[Records from a collection]
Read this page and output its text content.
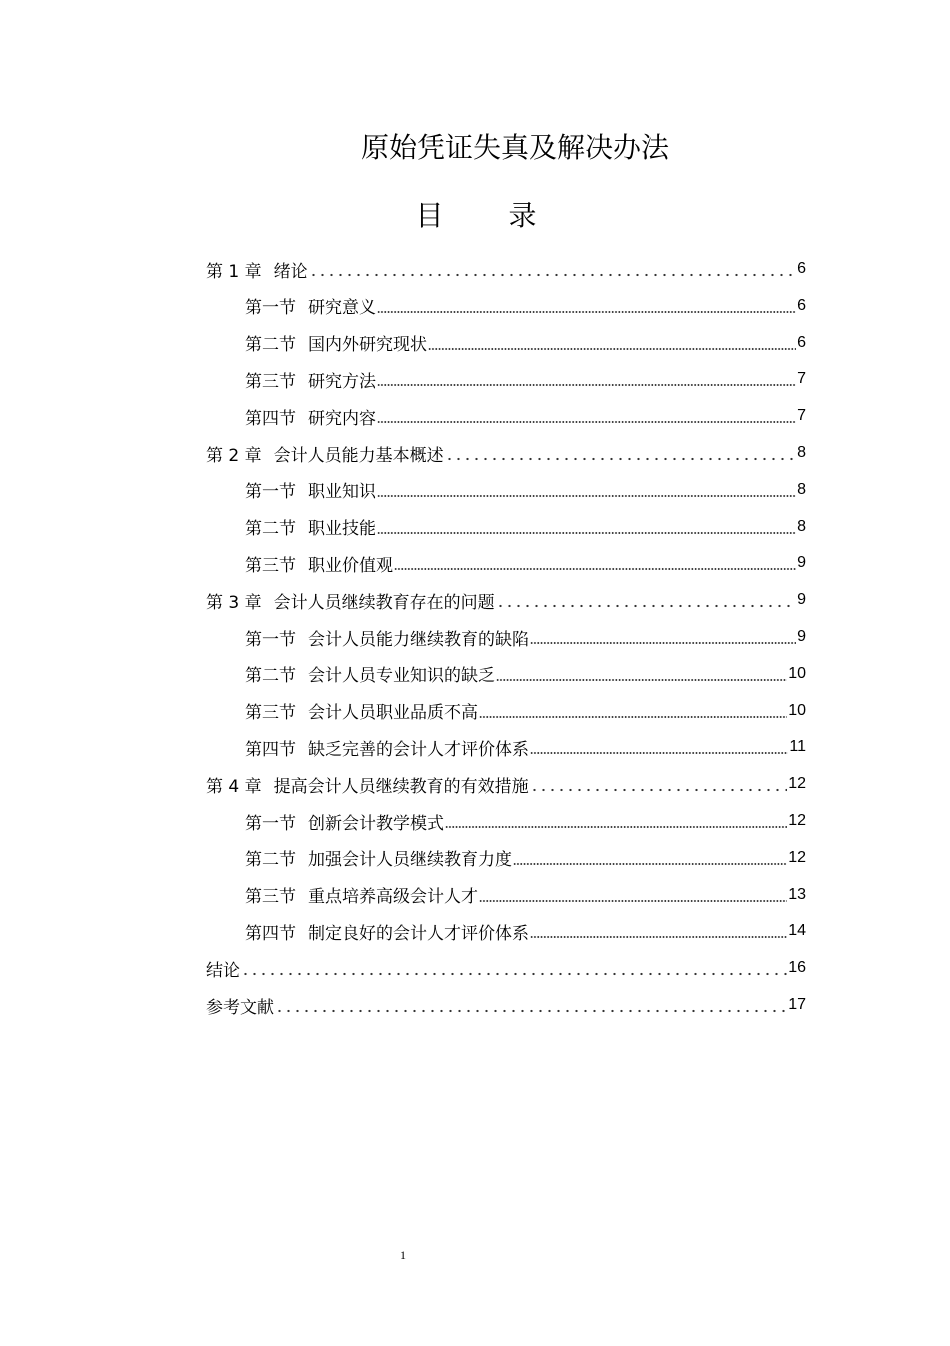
原始凭证失真及解决办法
目 录
第 1 章 绪论	6
第一节 研究意义	6
第二节 国内外研究现状	6
第三节 研究方法	7
第四节 研究内容	7
第 2 章 会计人员能力基本概述	8
第一节 职业知识	8
第二节 职业技能	8
第三节 职业价值观	9
第 3 章 会计人员继续教育存在的问题	9
第一节 会计人员能力继续教育的缺陷	9
第二节 会计人员专业知识的缺乏	10
第三节 会计人员职业品质不高	10
第四节 缺乏完善的会计人才评价体系	11
第 4 章 提高会计人员继续教育的有效措施	12
第一节 创新会计教学模式	12
第二节 加强会计人员继续教育力度	12
第三节 重点培养高级会计人才	13
第四节 制定良好的会计人才评价体系	14
结论	16
参考文献	17
1
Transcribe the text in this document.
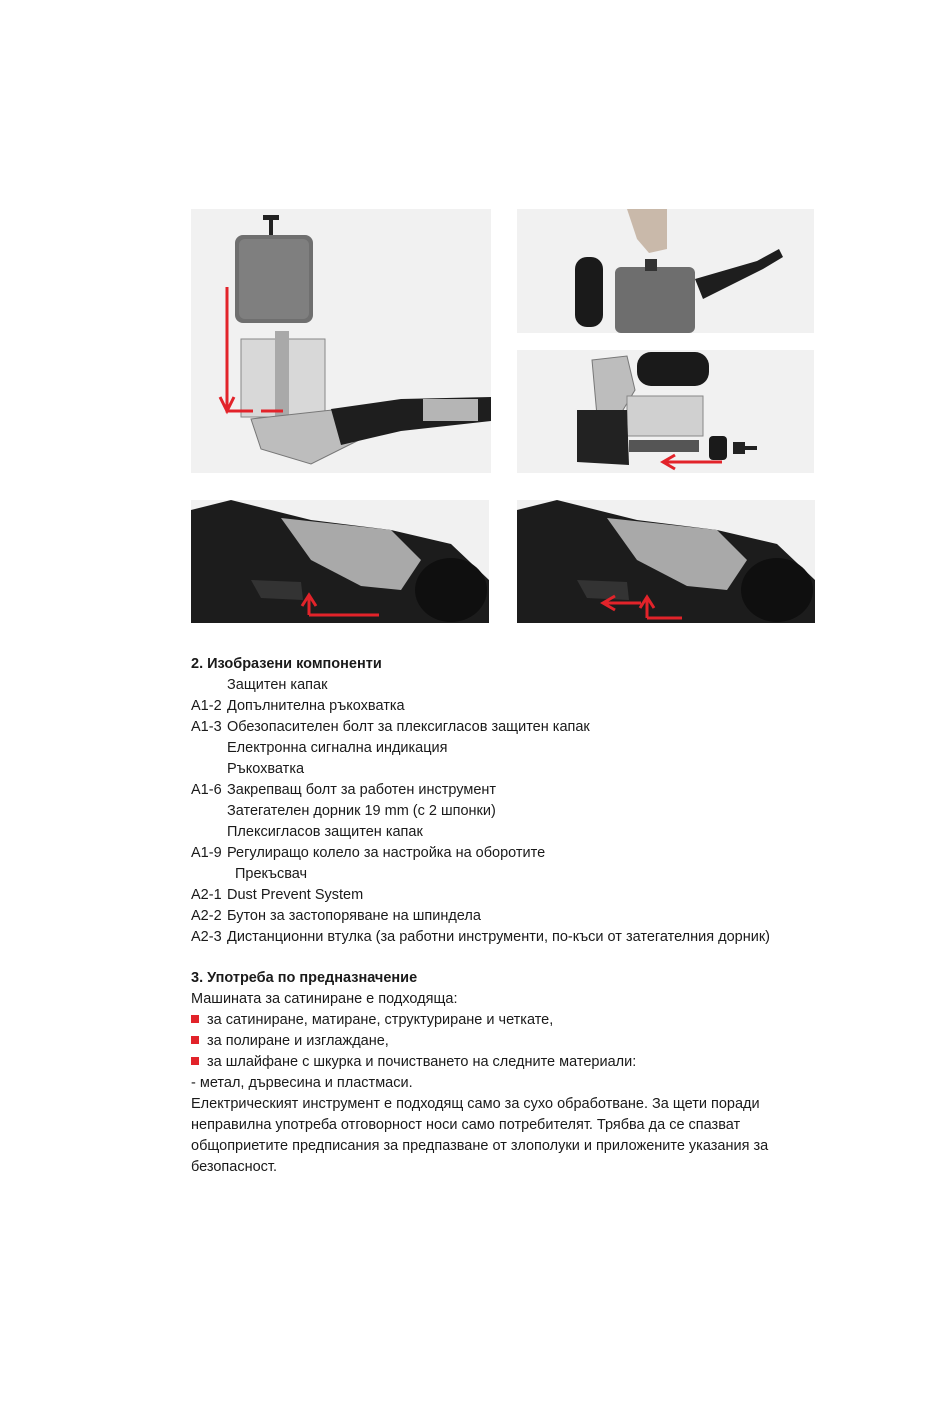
2. Изобразени компоненти

Защитен капак
A1-2 Допълнителна ръкохватка
A1-3 Обезопасителен болт за плексигласов защитен капак
Електронна сигнална индикация
Ръкохватка
A1-6 Закрепващ болт за работен инструмент
Затегателен дорник 19 mm (с 2 шпонки)
Плексигласов защитен капак
A1-9 Регулиращо колело за настройка на оборотите
Прекъсвач
A2-1 Dust Prevent System
A2-2 Бутон за застопоряване на шпиндела
A2-3 Дистанционни втулка (за работни инструменти, по-къси от затегателния дорник)

3. Употреба по предназначение

Машината за сатиниране е подходяща:

за сатиниране, матиране, структуриране и четкате,
за полиране и изглаждане,
за шлайфане с шкурка и почистването на следните материали:

- метал, дървесина и пластмаси.

Електрическият инструмент е подходящ само за сухо обработване. За щети поради
неправилна употреба отговорност носи само потребителят. Трябва да се спазват
общоприетите предписания за предпазване от злополуки и приложените указания за
безопасност.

◆ **Work to complete**
Without including any pictures, please restate all the records exactly.

◆ **Task output**
Read this page and output its text content.
原始凭证失真及解决办法
目 录
第 1 章 绪论	6
第一节 研究意义	6
第二节 国内外研究现状	6
第三节 研究方法	7
第四节 研究内容	7
第 2 章 会计人员能力基本概述	8
第一节 职业知识	8
第二节 职业技能	8
第三节 职业价值观	9
第 3 章 会计人员继续教育存在的问题	9
第一节 会计人员能力继续教育的缺陷	9
第二节 会计人员专业知识的缺乏	10
第三节 会计人员职业品质不高	10
第四节 缺乏完善的会计人才评价体系	11
第 4 章 提高会计人员继续教育的有效措施	12
第一节 创新会计教学模式	12
第二节 加强会计人员继续教育力度	12
第三节 重点培养高级会计人才	13
第四节 制定良好的会计人才评价体系	14
结论	16
参考文献	17
1
Transcribe the text in this document.
2. Изобразени компоненти

Защитен капак
A1-2 Допълнителна ръкохватка
A1-3 Обезопасителен болт за плексигласов защитен капак
Електронна сигнална индикация
Ръкохватка
A1-6 Закрепващ болт за работен инструмент
Затегателен дорник 19 mm (с 2 шпонки)
Плексигласов защитен капак
A1-9 Регулиращо колело за настройка на оборотите
Прекъсвач
A2-1 Dust Prevent System
A2-2 Бутон за застопоряване на шпиндела
A2-3 Дистанционни втулка (за работни инструменти, по-къси от затегателния дорник)

3. Употреба по предназначение

Машината за сатиниране е подходяща:

за сатиниране, матиране, структуриране и четкате,
за полиране и изглаждане,
за шлайфане с шкурка и почистването на следните материали:

- метал, дървесина и пластмаси.

Електрическият инструмент е подходящ само за сухо обработване. За щети поради
неправилна употреба отговорност носи само потребителят. Трябва да се спазват
общоприетите предписания за предпазване от злополуки и приложените указания за
безопасност.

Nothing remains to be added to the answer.